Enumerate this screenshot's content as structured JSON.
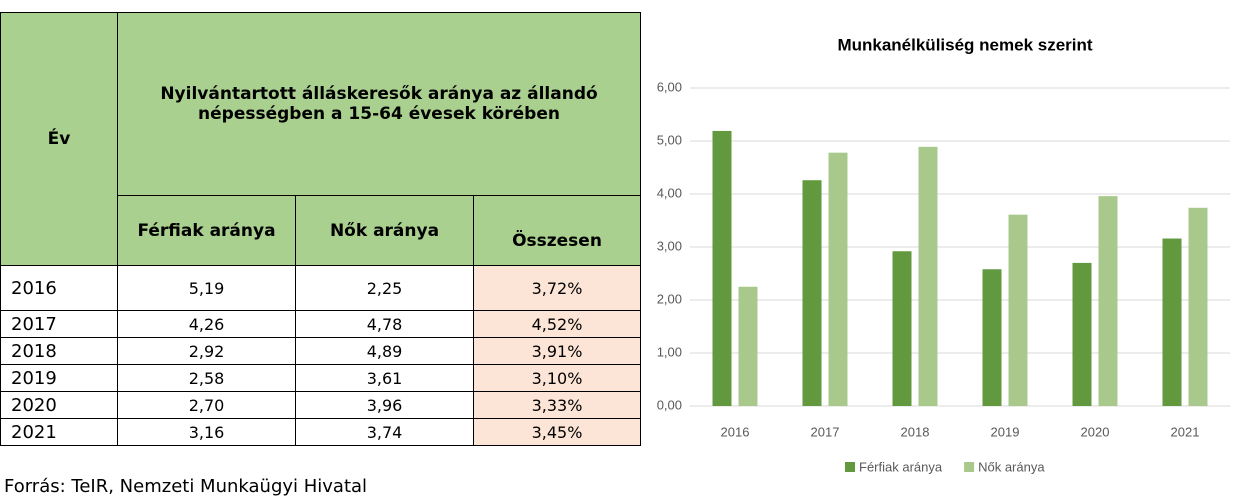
{
  "table": {
    "header": {
      "year": "Év",
      "title": "Nyilvántartott álláskeresők aránya az állandó népességben a 15-64 évesek körében",
      "columns": [
        "Férfiak aránya",
        "Nők aránya",
        "Összesen"
      ]
    },
    "rows": [
      [
        "2016",
        "5,19",
        "2,25",
        "3,72%"
      ],
      [
        "2017",
        "4,26",
        "4,78",
        "4,52%"
      ],
      [
        "2018",
        "2,92",
        "4,89",
        "3,91%"
      ],
      [
        "2019",
        "2,58",
        "3,61",
        "3,10%"
      ],
      [
        "2020",
        "2,70",
        "3,96",
        "3,33%"
      ],
      [
        "2021",
        "3,16",
        "3,74",
        "3,45%"
      ]
    ],
    "source": "Forrás: TeIR, Nemzeti Munkaügyi Hivatal"
  },
  "chart_data": {
    "type": "bar",
    "title": "Munkanélküliség nemek szerint",
    "categories": [
      "2016",
      "2017",
      "2018",
      "2019",
      "2020",
      "2021"
    ],
    "series": [
      {
        "name": "Férfiak aránya",
        "color": "#62993e",
        "values": [
          5.19,
          4.26,
          2.92,
          2.58,
          2.7,
          3.16
        ]
      },
      {
        "name": "Nők aránya",
        "color": "#a9c98c",
        "values": [
          2.25,
          4.78,
          4.89,
          3.61,
          3.96,
          3.74
        ]
      }
    ],
    "ylim": [
      0,
      6
    ],
    "yticks": [
      {
        "value": 0,
        "label": "0,00"
      },
      {
        "value": 1,
        "label": "1,00"
      },
      {
        "value": 2,
        "label": "2,00"
      },
      {
        "value": 3,
        "label": "3,00"
      },
      {
        "value": 4,
        "label": "4,00"
      },
      {
        "value": 5,
        "label": "5,00"
      },
      {
        "value": 6,
        "label": "6,00"
      }
    ],
    "grid": true,
    "legend": "bottom"
  }
}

## [The exercise]
Any pictures should be dropped; transcribe the rest of the records above exactly.

## [Answer to this task]
Enumerate this screenshot's content as structured JSON.
{
  "table": {
    "header": {
      "year": "Év",
      "title": "Nyilvántartott álláskeresők aránya az állandó népességben a 15-64 évesek körében",
      "columns": [
        "Férfiak aránya",
        "Nők aránya",
        "Összesen"
      ]
    },
    "rows": [
      [
        "2016",
        "5,19",
        "2,25",
        "3,72%"
      ],
      [
        "2017",
        "4,26",
        "4,78",
        "4,52%"
      ],
      [
        "2018",
        "2,92",
        "4,89",
        "3,91%"
      ],
      [
        "2019",
        "2,58",
        "3,61",
        "3,10%"
      ],
      [
        "2020",
        "2,70",
        "3,96",
        "3,33%"
      ],
      [
        "2021",
        "3,16",
        "3,74",
        "3,45%"
      ]
    ],
    "source": "Forrás: TeIR, Nemzeti Munkaügyi Hivatal"
  },
  "chart_data": {
    "type": "bar",
    "title": "Munkanélküliség nemek szerint",
    "categories": [
      "2016",
      "2017",
      "2018",
      "2019",
      "2020",
      "2021"
    ],
    "series": [
      {
        "name": "Férfiak aránya",
        "color": "#62993e",
        "values": [
          5.19,
          4.26,
          2.92,
          2.58,
          2.7,
          3.16
        ]
      },
      {
        "name": "Nők aránya",
        "color": "#a9c98c",
        "values": [
          2.25,
          4.78,
          4.89,
          3.61,
          3.96,
          3.74
        ]
      }
    ],
    "ylim": [
      0,
      6
    ],
    "yticks": [
      {
        "value": 0,
        "label": "0,00"
      },
      {
        "value": 1,
        "label": "1,00"
      },
      {
        "value": 2,
        "label": "2,00"
      },
      {
        "value": 3,
        "label": "3,00"
      },
      {
        "value": 4,
        "label": "4,00"
      },
      {
        "value": 5,
        "label": "5,00"
      },
      {
        "value": 6,
        "label": "6,00"
      }
    ],
    "grid": true,
    "legend": "bottom"
  }
}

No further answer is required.